Data shown =
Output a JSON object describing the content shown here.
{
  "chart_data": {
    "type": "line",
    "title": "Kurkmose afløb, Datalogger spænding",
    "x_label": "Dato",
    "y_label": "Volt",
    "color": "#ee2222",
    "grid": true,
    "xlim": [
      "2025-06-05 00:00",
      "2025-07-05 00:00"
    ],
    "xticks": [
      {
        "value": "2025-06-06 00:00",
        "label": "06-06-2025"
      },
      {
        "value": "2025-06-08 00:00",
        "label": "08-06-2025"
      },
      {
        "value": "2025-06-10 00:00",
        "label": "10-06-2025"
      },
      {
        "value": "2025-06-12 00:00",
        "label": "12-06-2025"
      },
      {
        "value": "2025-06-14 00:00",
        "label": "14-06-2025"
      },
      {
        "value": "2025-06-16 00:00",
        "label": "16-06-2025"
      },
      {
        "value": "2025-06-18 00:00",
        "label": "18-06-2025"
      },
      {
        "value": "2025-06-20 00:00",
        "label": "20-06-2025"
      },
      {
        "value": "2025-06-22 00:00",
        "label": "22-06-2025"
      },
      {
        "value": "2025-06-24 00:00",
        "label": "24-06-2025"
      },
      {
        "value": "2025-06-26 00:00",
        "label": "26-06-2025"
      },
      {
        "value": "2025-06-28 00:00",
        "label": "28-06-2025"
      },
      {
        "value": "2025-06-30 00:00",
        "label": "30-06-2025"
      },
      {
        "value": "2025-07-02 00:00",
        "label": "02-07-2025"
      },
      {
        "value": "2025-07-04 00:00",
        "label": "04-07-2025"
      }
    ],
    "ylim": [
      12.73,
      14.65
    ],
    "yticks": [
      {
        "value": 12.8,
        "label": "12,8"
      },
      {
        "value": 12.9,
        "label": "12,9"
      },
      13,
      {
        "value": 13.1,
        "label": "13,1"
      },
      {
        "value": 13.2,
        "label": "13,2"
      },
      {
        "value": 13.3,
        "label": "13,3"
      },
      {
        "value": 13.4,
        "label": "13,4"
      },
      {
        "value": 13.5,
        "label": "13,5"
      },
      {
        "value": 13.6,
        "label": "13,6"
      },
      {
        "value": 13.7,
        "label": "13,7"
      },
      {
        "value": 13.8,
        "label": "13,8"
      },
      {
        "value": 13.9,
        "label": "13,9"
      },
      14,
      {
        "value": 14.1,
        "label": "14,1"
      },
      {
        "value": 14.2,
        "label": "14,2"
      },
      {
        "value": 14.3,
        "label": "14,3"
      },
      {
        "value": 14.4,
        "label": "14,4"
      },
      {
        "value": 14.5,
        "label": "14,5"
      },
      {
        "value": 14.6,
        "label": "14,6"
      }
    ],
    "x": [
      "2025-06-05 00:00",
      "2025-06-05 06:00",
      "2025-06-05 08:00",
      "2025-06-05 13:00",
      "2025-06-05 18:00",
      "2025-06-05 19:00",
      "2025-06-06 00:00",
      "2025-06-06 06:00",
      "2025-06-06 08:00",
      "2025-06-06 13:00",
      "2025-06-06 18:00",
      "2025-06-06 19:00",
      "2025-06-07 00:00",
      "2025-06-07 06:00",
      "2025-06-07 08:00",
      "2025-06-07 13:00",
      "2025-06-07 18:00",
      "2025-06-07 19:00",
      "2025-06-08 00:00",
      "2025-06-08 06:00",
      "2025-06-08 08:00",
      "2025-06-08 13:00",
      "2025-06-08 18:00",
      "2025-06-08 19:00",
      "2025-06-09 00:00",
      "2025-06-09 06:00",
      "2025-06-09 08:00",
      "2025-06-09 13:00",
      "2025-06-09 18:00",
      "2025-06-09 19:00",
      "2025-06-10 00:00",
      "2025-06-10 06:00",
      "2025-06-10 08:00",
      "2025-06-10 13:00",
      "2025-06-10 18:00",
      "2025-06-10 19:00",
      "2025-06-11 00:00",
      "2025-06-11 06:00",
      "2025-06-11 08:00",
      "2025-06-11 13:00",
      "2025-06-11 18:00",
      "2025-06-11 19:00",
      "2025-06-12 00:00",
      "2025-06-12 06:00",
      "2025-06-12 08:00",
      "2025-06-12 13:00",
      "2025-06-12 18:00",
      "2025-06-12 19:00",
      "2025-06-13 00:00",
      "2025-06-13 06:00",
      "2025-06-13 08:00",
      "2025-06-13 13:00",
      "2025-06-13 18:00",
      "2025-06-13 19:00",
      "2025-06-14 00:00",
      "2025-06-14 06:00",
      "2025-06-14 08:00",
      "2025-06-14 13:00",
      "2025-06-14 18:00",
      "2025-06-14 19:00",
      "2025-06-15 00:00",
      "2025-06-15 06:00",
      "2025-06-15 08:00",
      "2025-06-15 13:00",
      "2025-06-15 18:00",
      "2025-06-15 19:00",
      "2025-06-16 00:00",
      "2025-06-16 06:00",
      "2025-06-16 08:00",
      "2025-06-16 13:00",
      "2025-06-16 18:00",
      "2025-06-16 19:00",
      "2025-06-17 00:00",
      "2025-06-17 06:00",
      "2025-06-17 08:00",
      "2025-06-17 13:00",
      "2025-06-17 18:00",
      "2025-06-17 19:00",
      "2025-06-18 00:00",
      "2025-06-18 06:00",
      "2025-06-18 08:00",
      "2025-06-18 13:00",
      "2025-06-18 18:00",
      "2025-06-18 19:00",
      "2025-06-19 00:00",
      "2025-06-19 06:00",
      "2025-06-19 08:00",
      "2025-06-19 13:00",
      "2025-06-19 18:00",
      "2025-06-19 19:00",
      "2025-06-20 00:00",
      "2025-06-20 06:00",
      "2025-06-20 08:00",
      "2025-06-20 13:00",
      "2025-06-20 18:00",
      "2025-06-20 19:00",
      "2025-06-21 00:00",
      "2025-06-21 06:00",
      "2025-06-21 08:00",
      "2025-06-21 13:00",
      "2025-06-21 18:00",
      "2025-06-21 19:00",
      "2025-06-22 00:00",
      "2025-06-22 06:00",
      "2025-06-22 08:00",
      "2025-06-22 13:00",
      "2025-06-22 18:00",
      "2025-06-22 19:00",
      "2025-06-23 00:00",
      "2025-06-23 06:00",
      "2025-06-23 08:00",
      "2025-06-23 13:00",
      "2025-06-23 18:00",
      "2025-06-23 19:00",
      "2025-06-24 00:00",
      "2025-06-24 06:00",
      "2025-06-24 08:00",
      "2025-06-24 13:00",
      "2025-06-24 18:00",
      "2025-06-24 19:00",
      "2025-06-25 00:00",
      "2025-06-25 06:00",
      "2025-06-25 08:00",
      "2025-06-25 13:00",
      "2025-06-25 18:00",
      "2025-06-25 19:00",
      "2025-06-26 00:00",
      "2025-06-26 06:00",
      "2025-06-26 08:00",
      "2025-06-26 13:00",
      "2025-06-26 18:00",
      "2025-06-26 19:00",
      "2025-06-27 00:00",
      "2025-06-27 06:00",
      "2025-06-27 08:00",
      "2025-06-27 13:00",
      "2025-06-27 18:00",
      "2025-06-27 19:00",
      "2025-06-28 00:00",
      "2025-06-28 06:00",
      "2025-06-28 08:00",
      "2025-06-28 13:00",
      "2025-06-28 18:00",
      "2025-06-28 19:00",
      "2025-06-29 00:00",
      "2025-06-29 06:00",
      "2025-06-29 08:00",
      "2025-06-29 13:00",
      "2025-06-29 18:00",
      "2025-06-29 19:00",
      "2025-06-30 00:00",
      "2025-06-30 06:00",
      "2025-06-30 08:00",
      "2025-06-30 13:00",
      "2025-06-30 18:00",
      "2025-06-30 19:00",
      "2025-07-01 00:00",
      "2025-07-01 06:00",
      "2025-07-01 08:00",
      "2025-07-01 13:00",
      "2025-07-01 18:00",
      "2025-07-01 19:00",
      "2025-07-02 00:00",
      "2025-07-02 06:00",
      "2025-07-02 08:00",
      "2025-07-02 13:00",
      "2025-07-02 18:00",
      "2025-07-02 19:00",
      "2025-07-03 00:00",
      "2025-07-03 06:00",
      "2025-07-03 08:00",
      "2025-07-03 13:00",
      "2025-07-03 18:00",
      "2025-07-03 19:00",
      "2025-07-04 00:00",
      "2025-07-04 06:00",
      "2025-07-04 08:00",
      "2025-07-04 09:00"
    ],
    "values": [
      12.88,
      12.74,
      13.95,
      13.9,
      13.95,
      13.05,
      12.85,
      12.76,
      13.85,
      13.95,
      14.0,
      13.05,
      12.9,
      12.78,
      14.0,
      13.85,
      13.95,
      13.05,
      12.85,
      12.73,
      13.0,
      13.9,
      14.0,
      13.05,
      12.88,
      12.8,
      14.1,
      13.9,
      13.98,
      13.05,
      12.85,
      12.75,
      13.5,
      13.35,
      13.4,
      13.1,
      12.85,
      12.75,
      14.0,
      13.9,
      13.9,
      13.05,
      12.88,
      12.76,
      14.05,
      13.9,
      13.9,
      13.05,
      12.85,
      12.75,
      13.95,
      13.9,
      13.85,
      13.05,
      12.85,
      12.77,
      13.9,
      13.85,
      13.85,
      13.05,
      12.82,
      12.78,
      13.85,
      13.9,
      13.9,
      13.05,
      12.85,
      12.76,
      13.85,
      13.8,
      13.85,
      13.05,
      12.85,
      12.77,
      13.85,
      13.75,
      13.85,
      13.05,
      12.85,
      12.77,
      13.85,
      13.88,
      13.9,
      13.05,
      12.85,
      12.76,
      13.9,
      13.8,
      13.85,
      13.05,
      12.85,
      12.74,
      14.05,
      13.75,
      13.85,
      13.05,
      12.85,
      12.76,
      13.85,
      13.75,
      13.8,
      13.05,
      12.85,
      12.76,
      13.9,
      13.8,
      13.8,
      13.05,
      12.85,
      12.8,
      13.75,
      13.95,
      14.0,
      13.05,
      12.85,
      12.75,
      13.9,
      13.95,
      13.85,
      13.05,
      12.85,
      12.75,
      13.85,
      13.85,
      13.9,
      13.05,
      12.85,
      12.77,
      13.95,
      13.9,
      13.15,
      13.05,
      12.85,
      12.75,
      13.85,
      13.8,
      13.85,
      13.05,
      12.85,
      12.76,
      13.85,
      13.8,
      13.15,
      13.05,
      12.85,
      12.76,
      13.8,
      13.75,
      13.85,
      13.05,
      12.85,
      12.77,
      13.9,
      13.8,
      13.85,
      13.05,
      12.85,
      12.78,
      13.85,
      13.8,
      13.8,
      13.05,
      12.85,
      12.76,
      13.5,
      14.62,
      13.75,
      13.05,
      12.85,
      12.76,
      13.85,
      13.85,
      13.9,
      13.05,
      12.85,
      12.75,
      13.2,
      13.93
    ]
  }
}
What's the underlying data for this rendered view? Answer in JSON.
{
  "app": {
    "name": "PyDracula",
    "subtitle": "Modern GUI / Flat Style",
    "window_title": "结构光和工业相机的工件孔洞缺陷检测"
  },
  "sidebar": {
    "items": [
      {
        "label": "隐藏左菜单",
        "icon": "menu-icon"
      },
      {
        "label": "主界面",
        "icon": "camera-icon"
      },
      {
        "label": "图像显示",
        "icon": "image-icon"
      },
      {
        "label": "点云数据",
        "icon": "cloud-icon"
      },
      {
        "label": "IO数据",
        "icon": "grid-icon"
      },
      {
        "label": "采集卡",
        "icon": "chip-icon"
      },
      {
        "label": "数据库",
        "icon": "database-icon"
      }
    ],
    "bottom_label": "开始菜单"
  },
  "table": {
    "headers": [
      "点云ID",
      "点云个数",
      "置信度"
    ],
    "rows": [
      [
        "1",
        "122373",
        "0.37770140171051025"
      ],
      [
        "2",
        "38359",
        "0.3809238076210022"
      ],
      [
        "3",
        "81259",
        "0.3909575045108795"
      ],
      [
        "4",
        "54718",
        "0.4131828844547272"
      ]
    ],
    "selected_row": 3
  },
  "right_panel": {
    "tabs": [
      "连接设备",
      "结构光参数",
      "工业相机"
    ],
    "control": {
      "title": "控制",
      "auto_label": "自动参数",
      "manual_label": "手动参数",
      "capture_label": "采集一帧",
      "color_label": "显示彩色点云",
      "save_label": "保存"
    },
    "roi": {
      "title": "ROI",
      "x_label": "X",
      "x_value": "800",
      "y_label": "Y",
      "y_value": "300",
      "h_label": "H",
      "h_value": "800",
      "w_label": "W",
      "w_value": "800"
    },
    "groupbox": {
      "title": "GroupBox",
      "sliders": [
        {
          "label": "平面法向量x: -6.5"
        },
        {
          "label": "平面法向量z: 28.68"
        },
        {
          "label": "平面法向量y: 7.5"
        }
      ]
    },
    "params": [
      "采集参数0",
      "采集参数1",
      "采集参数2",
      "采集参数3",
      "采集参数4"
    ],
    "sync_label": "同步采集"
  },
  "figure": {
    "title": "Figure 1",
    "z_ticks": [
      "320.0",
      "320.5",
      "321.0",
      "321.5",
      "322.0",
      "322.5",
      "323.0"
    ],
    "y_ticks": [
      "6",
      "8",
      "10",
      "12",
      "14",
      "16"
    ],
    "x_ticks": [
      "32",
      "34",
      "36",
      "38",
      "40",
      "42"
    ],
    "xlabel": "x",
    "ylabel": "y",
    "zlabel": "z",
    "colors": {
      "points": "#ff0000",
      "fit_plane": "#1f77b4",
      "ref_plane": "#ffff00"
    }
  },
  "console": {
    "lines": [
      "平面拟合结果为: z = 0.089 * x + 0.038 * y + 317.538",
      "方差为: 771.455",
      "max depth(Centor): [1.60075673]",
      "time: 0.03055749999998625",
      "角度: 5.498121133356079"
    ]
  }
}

What is required = Copy out every line of the listing that contains the string "JSON".

Reply =
Output a JSON object describing the content shown here.
What's the underlying data for this rendered view? Answer in JSON.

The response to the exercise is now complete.